Data supplied:
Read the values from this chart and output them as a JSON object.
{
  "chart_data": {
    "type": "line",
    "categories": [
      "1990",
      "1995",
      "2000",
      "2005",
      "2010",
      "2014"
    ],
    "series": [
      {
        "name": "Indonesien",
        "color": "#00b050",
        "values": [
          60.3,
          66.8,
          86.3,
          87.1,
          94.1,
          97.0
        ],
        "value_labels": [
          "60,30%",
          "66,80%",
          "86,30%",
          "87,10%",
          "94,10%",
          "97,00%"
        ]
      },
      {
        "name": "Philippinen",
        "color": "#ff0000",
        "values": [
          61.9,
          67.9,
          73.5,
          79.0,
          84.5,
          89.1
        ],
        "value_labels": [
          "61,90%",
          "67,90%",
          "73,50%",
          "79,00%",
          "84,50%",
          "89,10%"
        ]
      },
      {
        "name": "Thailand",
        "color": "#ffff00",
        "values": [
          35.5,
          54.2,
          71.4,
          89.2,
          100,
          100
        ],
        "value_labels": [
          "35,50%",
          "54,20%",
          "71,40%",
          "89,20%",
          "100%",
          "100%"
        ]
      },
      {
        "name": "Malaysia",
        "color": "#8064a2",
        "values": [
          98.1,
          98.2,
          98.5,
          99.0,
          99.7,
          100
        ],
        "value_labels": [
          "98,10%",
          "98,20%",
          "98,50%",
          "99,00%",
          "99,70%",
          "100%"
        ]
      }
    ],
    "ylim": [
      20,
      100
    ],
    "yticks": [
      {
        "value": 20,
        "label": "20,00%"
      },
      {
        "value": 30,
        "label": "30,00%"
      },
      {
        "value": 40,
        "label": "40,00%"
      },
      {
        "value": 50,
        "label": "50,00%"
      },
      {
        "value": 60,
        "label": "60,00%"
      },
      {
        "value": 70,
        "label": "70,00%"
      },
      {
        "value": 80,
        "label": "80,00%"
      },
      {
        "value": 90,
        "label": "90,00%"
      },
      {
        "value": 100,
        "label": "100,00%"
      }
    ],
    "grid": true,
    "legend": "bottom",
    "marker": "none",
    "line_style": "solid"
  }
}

Task goal:
Read the entries and pick out all lines that include the word "color".

Result for this exercise:
        "color": "#00b050",
        "color": "#ff0000",
        "color": "#ffff00",
        "color": "#8064a2",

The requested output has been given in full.